==== Entries shown
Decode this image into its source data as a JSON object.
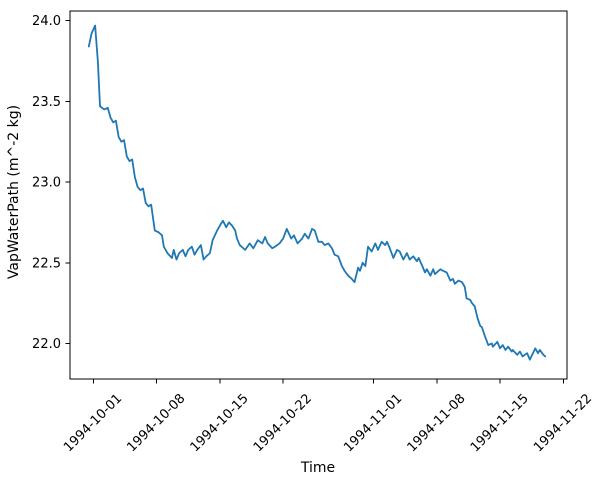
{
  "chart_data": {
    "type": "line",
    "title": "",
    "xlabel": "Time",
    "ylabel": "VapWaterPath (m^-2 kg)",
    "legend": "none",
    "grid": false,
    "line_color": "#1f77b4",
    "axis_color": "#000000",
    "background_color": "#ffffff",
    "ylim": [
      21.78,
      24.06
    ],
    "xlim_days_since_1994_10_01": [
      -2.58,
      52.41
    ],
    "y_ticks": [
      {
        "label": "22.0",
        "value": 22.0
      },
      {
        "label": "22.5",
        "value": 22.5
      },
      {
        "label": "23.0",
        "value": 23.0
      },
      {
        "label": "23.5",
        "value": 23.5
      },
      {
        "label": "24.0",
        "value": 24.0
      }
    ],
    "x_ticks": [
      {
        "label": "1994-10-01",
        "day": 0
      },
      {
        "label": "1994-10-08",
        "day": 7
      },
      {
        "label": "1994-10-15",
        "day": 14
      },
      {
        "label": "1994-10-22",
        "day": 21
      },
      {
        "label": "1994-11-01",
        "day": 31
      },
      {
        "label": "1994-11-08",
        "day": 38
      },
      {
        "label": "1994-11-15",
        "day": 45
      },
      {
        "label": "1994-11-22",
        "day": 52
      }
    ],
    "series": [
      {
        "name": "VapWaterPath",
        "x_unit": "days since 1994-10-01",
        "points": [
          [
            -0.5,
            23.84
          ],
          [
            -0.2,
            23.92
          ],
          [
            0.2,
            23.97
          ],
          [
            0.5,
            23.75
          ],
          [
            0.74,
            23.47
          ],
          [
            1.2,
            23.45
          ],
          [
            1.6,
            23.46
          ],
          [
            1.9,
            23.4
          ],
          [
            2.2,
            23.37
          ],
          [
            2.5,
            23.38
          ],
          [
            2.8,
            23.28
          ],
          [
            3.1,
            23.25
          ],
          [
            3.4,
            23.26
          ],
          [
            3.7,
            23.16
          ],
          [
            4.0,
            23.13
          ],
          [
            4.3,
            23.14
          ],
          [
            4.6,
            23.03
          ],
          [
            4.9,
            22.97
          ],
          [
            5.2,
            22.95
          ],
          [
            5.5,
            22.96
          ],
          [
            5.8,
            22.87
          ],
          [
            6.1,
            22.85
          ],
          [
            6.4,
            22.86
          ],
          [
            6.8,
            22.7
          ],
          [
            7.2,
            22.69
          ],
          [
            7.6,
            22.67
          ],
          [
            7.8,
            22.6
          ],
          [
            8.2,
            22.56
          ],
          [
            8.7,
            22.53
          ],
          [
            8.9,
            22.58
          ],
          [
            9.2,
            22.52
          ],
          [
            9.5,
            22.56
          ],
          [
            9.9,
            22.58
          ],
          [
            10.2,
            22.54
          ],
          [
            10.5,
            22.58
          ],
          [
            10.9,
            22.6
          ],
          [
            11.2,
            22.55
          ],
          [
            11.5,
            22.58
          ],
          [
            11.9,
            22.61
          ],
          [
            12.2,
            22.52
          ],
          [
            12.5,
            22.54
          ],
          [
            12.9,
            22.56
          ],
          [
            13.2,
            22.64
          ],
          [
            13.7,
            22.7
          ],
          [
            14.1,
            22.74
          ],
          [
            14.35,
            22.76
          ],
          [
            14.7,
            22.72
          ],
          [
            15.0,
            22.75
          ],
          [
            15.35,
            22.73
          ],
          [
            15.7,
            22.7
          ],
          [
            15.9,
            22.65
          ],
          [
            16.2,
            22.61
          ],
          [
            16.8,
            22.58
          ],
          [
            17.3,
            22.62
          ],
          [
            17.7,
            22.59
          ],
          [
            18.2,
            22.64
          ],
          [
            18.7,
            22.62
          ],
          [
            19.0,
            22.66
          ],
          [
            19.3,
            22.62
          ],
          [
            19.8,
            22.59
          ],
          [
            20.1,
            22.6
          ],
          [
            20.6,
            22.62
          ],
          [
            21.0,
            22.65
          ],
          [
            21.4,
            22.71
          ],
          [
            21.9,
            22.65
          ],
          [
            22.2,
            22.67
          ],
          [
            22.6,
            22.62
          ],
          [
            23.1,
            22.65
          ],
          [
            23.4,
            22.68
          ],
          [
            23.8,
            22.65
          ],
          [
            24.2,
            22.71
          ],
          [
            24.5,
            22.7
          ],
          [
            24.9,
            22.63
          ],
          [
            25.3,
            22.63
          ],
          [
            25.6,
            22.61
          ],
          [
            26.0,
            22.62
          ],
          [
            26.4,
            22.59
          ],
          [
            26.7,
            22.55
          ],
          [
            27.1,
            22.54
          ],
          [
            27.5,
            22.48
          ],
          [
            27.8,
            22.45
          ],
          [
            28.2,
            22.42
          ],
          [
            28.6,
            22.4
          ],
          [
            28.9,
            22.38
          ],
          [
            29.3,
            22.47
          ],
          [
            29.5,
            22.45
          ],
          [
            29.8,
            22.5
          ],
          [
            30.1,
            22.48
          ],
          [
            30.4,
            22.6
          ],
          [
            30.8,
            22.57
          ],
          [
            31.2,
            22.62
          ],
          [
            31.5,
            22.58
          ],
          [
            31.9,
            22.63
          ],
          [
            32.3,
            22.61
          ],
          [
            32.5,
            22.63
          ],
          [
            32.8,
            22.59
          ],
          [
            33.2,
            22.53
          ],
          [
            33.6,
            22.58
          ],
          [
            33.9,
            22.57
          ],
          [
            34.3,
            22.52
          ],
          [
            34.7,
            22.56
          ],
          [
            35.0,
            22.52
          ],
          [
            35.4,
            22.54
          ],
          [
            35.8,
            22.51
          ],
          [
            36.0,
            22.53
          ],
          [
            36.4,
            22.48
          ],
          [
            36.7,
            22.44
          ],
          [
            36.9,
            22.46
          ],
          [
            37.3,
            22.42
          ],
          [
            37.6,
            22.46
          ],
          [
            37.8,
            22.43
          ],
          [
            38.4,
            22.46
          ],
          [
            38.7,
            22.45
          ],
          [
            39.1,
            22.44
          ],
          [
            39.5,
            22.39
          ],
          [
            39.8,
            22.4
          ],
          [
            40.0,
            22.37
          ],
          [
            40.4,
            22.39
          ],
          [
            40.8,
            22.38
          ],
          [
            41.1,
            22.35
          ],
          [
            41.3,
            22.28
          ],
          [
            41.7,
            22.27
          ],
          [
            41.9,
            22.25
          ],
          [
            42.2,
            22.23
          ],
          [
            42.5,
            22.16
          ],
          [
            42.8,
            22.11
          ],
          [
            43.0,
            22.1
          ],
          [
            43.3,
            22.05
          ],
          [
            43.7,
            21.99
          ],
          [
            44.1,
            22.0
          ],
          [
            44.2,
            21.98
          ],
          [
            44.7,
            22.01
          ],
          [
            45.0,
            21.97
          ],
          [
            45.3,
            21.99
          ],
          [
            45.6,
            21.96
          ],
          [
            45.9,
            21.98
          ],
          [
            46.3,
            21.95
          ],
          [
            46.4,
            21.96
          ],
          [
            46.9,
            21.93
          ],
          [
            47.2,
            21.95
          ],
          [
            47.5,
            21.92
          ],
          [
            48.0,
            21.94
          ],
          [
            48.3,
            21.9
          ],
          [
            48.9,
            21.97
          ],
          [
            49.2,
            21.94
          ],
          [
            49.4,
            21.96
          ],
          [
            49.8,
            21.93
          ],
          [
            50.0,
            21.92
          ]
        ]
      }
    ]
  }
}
========
» **Exercise description**
Reproduce the material above in full, exactly, with no images.

» **Answer for this exercise**
Decode this image into its source data as a JSON object.
{
  "chart_data": {
    "type": "line",
    "title": "",
    "xlabel": "Time",
    "ylabel": "VapWaterPath (m^-2 kg)",
    "legend": "none",
    "grid": false,
    "line_color": "#1f77b4",
    "axis_color": "#000000",
    "background_color": "#ffffff",
    "ylim": [
      21.78,
      24.06
    ],
    "xlim_days_since_1994_10_01": [
      -2.58,
      52.41
    ],
    "y_ticks": [
      {
        "label": "22.0",
        "value": 22.0
      },
      {
        "label": "22.5",
        "value": 22.5
      },
      {
        "label": "23.0",
        "value": 23.0
      },
      {
        "label": "23.5",
        "value": 23.5
      },
      {
        "label": "24.0",
        "value": 24.0
      }
    ],
    "x_ticks": [
      {
        "label": "1994-10-01",
        "day": 0
      },
      {
        "label": "1994-10-08",
        "day": 7
      },
      {
        "label": "1994-10-15",
        "day": 14
      },
      {
        "label": "1994-10-22",
        "day": 21
      },
      {
        "label": "1994-11-01",
        "day": 31
      },
      {
        "label": "1994-11-08",
        "day": 38
      },
      {
        "label": "1994-11-15",
        "day": 45
      },
      {
        "label": "1994-11-22",
        "day": 52
      }
    ],
    "series": [
      {
        "name": "VapWaterPath",
        "x_unit": "days since 1994-10-01",
        "points": [
          [
            -0.5,
            23.84
          ],
          [
            -0.2,
            23.92
          ],
          [
            0.2,
            23.97
          ],
          [
            0.5,
            23.75
          ],
          [
            0.74,
            23.47
          ],
          [
            1.2,
            23.45
          ],
          [
            1.6,
            23.46
          ],
          [
            1.9,
            23.4
          ],
          [
            2.2,
            23.37
          ],
          [
            2.5,
            23.38
          ],
          [
            2.8,
            23.28
          ],
          [
            3.1,
            23.25
          ],
          [
            3.4,
            23.26
          ],
          [
            3.7,
            23.16
          ],
          [
            4.0,
            23.13
          ],
          [
            4.3,
            23.14
          ],
          [
            4.6,
            23.03
          ],
          [
            4.9,
            22.97
          ],
          [
            5.2,
            22.95
          ],
          [
            5.5,
            22.96
          ],
          [
            5.8,
            22.87
          ],
          [
            6.1,
            22.85
          ],
          [
            6.4,
            22.86
          ],
          [
            6.8,
            22.7
          ],
          [
            7.2,
            22.69
          ],
          [
            7.6,
            22.67
          ],
          [
            7.8,
            22.6
          ],
          [
            8.2,
            22.56
          ],
          [
            8.7,
            22.53
          ],
          [
            8.9,
            22.58
          ],
          [
            9.2,
            22.52
          ],
          [
            9.5,
            22.56
          ],
          [
            9.9,
            22.58
          ],
          [
            10.2,
            22.54
          ],
          [
            10.5,
            22.58
          ],
          [
            10.9,
            22.6
          ],
          [
            11.2,
            22.55
          ],
          [
            11.5,
            22.58
          ],
          [
            11.9,
            22.61
          ],
          [
            12.2,
            22.52
          ],
          [
            12.5,
            22.54
          ],
          [
            12.9,
            22.56
          ],
          [
            13.2,
            22.64
          ],
          [
            13.7,
            22.7
          ],
          [
            14.1,
            22.74
          ],
          [
            14.35,
            22.76
          ],
          [
            14.7,
            22.72
          ],
          [
            15.0,
            22.75
          ],
          [
            15.35,
            22.73
          ],
          [
            15.7,
            22.7
          ],
          [
            15.9,
            22.65
          ],
          [
            16.2,
            22.61
          ],
          [
            16.8,
            22.58
          ],
          [
            17.3,
            22.62
          ],
          [
            17.7,
            22.59
          ],
          [
            18.2,
            22.64
          ],
          [
            18.7,
            22.62
          ],
          [
            19.0,
            22.66
          ],
          [
            19.3,
            22.62
          ],
          [
            19.8,
            22.59
          ],
          [
            20.1,
            22.6
          ],
          [
            20.6,
            22.62
          ],
          [
            21.0,
            22.65
          ],
          [
            21.4,
            22.71
          ],
          [
            21.9,
            22.65
          ],
          [
            22.2,
            22.67
          ],
          [
            22.6,
            22.62
          ],
          [
            23.1,
            22.65
          ],
          [
            23.4,
            22.68
          ],
          [
            23.8,
            22.65
          ],
          [
            24.2,
            22.71
          ],
          [
            24.5,
            22.7
          ],
          [
            24.9,
            22.63
          ],
          [
            25.3,
            22.63
          ],
          [
            25.6,
            22.61
          ],
          [
            26.0,
            22.62
          ],
          [
            26.4,
            22.59
          ],
          [
            26.7,
            22.55
          ],
          [
            27.1,
            22.54
          ],
          [
            27.5,
            22.48
          ],
          [
            27.8,
            22.45
          ],
          [
            28.2,
            22.42
          ],
          [
            28.6,
            22.4
          ],
          [
            28.9,
            22.38
          ],
          [
            29.3,
            22.47
          ],
          [
            29.5,
            22.45
          ],
          [
            29.8,
            22.5
          ],
          [
            30.1,
            22.48
          ],
          [
            30.4,
            22.6
          ],
          [
            30.8,
            22.57
          ],
          [
            31.2,
            22.62
          ],
          [
            31.5,
            22.58
          ],
          [
            31.9,
            22.63
          ],
          [
            32.3,
            22.61
          ],
          [
            32.5,
            22.63
          ],
          [
            32.8,
            22.59
          ],
          [
            33.2,
            22.53
          ],
          [
            33.6,
            22.58
          ],
          [
            33.9,
            22.57
          ],
          [
            34.3,
            22.52
          ],
          [
            34.7,
            22.56
          ],
          [
            35.0,
            22.52
          ],
          [
            35.4,
            22.54
          ],
          [
            35.8,
            22.51
          ],
          [
            36.0,
            22.53
          ],
          [
            36.4,
            22.48
          ],
          [
            36.7,
            22.44
          ],
          [
            36.9,
            22.46
          ],
          [
            37.3,
            22.42
          ],
          [
            37.6,
            22.46
          ],
          [
            37.8,
            22.43
          ],
          [
            38.4,
            22.46
          ],
          [
            38.7,
            22.45
          ],
          [
            39.1,
            22.44
          ],
          [
            39.5,
            22.39
          ],
          [
            39.8,
            22.4
          ],
          [
            40.0,
            22.37
          ],
          [
            40.4,
            22.39
          ],
          [
            40.8,
            22.38
          ],
          [
            41.1,
            22.35
          ],
          [
            41.3,
            22.28
          ],
          [
            41.7,
            22.27
          ],
          [
            41.9,
            22.25
          ],
          [
            42.2,
            22.23
          ],
          [
            42.5,
            22.16
          ],
          [
            42.8,
            22.11
          ],
          [
            43.0,
            22.1
          ],
          [
            43.3,
            22.05
          ],
          [
            43.7,
            21.99
          ],
          [
            44.1,
            22.0
          ],
          [
            44.2,
            21.98
          ],
          [
            44.7,
            22.01
          ],
          [
            45.0,
            21.97
          ],
          [
            45.3,
            21.99
          ],
          [
            45.6,
            21.96
          ],
          [
            45.9,
            21.98
          ],
          [
            46.3,
            21.95
          ],
          [
            46.4,
            21.96
          ],
          [
            46.9,
            21.93
          ],
          [
            47.2,
            21.95
          ],
          [
            47.5,
            21.92
          ],
          [
            48.0,
            21.94
          ],
          [
            48.3,
            21.9
          ],
          [
            48.9,
            21.97
          ],
          [
            49.2,
            21.94
          ],
          [
            49.4,
            21.96
          ],
          [
            49.8,
            21.93
          ],
          [
            50.0,
            21.92
          ]
        ]
      }
    ]
  }
}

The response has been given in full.